[Items from a figure collection]
- - - - -
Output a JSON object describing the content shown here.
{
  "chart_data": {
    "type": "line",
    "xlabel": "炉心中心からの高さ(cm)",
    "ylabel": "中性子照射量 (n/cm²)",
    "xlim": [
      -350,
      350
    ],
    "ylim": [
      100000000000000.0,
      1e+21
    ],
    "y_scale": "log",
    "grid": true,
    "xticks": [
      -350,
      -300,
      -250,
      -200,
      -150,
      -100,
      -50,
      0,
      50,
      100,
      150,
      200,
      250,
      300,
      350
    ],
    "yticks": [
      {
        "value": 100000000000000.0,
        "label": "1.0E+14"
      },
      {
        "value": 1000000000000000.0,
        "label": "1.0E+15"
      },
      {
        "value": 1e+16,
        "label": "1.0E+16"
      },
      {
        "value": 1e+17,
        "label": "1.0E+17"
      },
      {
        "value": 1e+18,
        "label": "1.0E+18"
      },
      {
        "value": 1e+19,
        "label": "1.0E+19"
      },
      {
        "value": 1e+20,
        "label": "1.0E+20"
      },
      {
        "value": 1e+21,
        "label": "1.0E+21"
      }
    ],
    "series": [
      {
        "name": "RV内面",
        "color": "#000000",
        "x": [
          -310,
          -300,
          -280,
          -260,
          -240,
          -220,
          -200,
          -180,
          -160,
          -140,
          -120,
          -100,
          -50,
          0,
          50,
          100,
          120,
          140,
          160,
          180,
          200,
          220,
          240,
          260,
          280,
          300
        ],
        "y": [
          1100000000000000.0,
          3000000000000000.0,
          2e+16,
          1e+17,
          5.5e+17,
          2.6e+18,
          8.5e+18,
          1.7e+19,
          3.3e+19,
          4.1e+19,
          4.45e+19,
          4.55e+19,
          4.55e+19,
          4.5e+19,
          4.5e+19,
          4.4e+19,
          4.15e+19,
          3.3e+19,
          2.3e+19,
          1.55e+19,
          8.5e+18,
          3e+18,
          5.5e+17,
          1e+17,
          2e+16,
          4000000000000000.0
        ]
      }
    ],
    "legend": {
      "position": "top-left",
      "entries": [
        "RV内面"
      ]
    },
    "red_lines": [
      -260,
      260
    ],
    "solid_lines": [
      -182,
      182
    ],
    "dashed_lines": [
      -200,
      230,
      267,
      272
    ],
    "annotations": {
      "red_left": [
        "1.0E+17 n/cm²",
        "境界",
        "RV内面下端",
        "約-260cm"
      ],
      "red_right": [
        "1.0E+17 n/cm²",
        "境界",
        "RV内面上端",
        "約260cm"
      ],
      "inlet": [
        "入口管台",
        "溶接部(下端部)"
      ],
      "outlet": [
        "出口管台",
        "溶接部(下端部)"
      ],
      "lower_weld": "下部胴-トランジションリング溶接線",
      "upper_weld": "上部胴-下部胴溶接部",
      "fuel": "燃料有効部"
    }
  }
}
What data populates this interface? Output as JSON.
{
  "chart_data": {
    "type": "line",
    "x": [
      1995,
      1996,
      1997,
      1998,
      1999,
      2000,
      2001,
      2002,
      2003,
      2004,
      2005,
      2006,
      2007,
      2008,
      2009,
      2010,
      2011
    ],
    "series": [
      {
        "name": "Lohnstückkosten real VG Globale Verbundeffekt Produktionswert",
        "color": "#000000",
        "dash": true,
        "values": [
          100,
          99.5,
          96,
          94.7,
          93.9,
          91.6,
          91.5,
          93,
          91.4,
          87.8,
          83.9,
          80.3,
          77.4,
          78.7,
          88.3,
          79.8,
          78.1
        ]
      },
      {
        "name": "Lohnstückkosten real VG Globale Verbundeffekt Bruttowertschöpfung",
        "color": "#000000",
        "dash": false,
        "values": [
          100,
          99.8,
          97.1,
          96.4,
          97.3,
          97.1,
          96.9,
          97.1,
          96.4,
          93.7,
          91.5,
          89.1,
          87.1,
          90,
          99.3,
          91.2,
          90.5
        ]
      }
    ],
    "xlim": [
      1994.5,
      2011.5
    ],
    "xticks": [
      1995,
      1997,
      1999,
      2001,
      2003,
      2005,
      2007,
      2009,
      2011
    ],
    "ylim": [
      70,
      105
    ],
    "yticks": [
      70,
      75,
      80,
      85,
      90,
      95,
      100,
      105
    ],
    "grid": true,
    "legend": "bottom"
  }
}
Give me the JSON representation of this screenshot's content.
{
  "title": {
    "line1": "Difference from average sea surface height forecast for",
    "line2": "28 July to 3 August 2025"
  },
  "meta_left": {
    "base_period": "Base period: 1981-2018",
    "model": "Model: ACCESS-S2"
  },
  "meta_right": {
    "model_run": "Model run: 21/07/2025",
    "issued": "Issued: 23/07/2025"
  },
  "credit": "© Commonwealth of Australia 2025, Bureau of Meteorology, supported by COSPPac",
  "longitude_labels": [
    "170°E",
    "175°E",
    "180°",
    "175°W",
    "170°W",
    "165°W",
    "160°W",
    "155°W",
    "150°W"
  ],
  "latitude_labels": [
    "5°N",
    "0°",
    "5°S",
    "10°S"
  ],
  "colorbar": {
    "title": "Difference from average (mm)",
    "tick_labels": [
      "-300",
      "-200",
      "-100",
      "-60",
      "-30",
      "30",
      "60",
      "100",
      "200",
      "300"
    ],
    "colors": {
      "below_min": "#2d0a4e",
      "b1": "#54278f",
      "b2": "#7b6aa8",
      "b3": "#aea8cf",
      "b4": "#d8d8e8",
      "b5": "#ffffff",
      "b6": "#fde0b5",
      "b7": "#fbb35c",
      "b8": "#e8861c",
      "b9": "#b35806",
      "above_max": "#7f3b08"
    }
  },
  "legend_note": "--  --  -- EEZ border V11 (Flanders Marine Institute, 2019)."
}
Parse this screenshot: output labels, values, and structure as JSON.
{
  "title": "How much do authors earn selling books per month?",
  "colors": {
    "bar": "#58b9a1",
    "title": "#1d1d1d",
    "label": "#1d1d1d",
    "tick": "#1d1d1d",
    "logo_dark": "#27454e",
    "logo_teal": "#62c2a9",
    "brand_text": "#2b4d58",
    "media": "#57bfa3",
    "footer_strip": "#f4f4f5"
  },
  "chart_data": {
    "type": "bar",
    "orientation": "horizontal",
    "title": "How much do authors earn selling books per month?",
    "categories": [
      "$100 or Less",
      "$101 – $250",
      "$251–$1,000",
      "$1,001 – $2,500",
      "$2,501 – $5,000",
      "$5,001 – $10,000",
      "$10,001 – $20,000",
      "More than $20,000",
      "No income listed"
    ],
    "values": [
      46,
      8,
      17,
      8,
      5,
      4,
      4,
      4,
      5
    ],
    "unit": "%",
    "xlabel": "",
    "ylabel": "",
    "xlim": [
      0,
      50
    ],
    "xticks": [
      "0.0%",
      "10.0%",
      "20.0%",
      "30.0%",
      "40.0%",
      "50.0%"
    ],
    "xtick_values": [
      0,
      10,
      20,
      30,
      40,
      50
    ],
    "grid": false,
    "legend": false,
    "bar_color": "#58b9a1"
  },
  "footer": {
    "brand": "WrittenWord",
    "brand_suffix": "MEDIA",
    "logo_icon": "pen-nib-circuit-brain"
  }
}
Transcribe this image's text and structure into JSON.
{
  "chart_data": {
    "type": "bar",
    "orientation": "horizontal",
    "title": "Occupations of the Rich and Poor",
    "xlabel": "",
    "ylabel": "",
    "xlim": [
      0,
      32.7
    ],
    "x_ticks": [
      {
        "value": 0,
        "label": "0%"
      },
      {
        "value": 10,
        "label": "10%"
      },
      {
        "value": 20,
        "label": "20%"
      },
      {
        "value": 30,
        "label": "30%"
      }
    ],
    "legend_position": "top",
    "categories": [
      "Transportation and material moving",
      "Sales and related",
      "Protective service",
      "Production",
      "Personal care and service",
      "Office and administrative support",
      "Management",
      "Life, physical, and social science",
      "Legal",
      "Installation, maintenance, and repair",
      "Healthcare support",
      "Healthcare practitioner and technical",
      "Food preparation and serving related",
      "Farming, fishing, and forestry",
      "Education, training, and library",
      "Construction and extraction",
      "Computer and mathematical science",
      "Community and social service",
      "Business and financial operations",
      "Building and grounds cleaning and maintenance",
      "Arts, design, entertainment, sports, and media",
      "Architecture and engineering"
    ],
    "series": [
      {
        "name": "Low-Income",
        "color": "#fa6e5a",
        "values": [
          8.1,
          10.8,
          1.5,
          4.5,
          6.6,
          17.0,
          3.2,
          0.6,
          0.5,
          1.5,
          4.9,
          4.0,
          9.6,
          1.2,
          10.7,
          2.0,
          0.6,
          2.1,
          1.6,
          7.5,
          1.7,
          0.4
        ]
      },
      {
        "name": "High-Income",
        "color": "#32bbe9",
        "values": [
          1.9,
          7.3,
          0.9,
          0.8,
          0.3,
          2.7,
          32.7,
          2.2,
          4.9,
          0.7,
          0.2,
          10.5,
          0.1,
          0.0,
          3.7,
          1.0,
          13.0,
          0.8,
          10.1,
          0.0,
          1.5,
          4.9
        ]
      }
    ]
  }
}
- - - - -
PROBLEM DESCRIPTION: Give again only the lines starting at the one that contains "Transcribe this image's" and running to the end of the data.

WRITTEN SOLUTION:
Transcribe this image's text and structure into JSON.
{
  "chart_data": {
    "type": "bar",
    "orientation": "horizontal",
    "title": "Occupations of the Rich and Poor",
    "xlabel": "",
    "ylabel": "",
    "xlim": [
      0,
      32.7
    ],
    "x_ticks": [
      {
        "value": 0,
        "label": "0%"
      },
      {
        "value": 10,
        "label": "10%"
      },
      {
        "value": 20,
        "label": "20%"
      },
      {
        "value": 30,
        "label": "30%"
      }
    ],
    "legend_position": "top",
    "categories": [
      "Transportation and material moving",
      "Sales and related",
      "Protective service",
      "Production",
      "Personal care and service",
      "Office and administrative support",
      "Management",
      "Life, physical, and social science",
      "Legal",
      "Installation, maintenance, and repair",
      "Healthcare support",
      "Healthcare practitioner and technical",
      "Food preparation and serving related",
      "Farming, fishing, and forestry",
      "Education, training, and library",
      "Construction and extraction",
      "Computer and mathematical science",
      "Community and social service",
      "Business and financial operations",
      "Building and grounds cleaning and maintenance",
      "Arts, design, entertainment, sports, and media",
      "Architecture and engineering"
    ],
    "series": [
      {
        "name": "Low-Income",
        "color": "#fa6e5a",
        "values": [
          8.1,
          10.8,
          1.5,
          4.5,
          6.6,
          17.0,
          3.2,
          0.6,
          0.5,
          1.5,
          4.9,
          4.0,
          9.6,
          1.2,
          10.7,
          2.0,
          0.6,
          2.1,
          1.6,
          7.5,
          1.7,
          0.4
        ]
      },
      {
        "name": "High-Income",
        "color": "#32bbe9",
        "values": [
          1.9,
          7.3,
          0.9,
          0.8,
          0.3,
          2.7,
          32.7,
          2.2,
          4.9,
          0.7,
          0.2,
          10.5,
          0.1,
          0.0,
          3.7,
          1.0,
          13.0,
          0.8,
          10.1,
          0.0,
          1.5,
          4.9
        ]
      }
    ]
  }
}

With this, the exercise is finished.